[START OF Data lines]

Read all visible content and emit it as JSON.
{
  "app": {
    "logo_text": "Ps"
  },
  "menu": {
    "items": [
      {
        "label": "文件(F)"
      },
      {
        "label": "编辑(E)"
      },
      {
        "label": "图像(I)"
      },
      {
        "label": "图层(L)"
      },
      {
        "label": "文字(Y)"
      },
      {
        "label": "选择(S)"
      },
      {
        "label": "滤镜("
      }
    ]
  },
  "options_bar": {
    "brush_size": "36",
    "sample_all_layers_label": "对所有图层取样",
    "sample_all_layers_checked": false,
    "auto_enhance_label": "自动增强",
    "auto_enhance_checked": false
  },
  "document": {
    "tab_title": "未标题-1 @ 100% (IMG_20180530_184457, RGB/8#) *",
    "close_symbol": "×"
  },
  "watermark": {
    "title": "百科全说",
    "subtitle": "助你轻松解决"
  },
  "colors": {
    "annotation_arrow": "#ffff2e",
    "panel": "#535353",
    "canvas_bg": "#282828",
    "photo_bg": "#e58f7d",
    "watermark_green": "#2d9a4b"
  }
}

[END OF Data lines]

• What the task asks
Above are some records; repeat all of them exactly.

• Correct response
Read all visible content and emit it as JSON.
{
  "app": {
    "logo_text": "Ps"
  },
  "menu": {
    "items": [
      {
        "label": "文件(F)"
      },
      {
        "label": "编辑(E)"
      },
      {
        "label": "图像(I)"
      },
      {
        "label": "图层(L)"
      },
      {
        "label": "文字(Y)"
      },
      {
        "label": "选择(S)"
      },
      {
        "label": "滤镜("
      }
    ]
  },
  "options_bar": {
    "brush_size": "36",
    "sample_all_layers_label": "对所有图层取样",
    "sample_all_layers_checked": false,
    "auto_enhance_label": "自动增强",
    "auto_enhance_checked": false
  },
  "document": {
    "tab_title": "未标题-1 @ 100% (IMG_20180530_184457, RGB/8#) *",
    "close_symbol": "×"
  },
  "watermark": {
    "title": "百科全说",
    "subtitle": "助你轻松解决"
  },
  "colors": {
    "annotation_arrow": "#ffff2e",
    "panel": "#535353",
    "canvas_bg": "#282828",
    "photo_bg": "#e58f7d",
    "watermark_green": "#2d9a4b"
  }
}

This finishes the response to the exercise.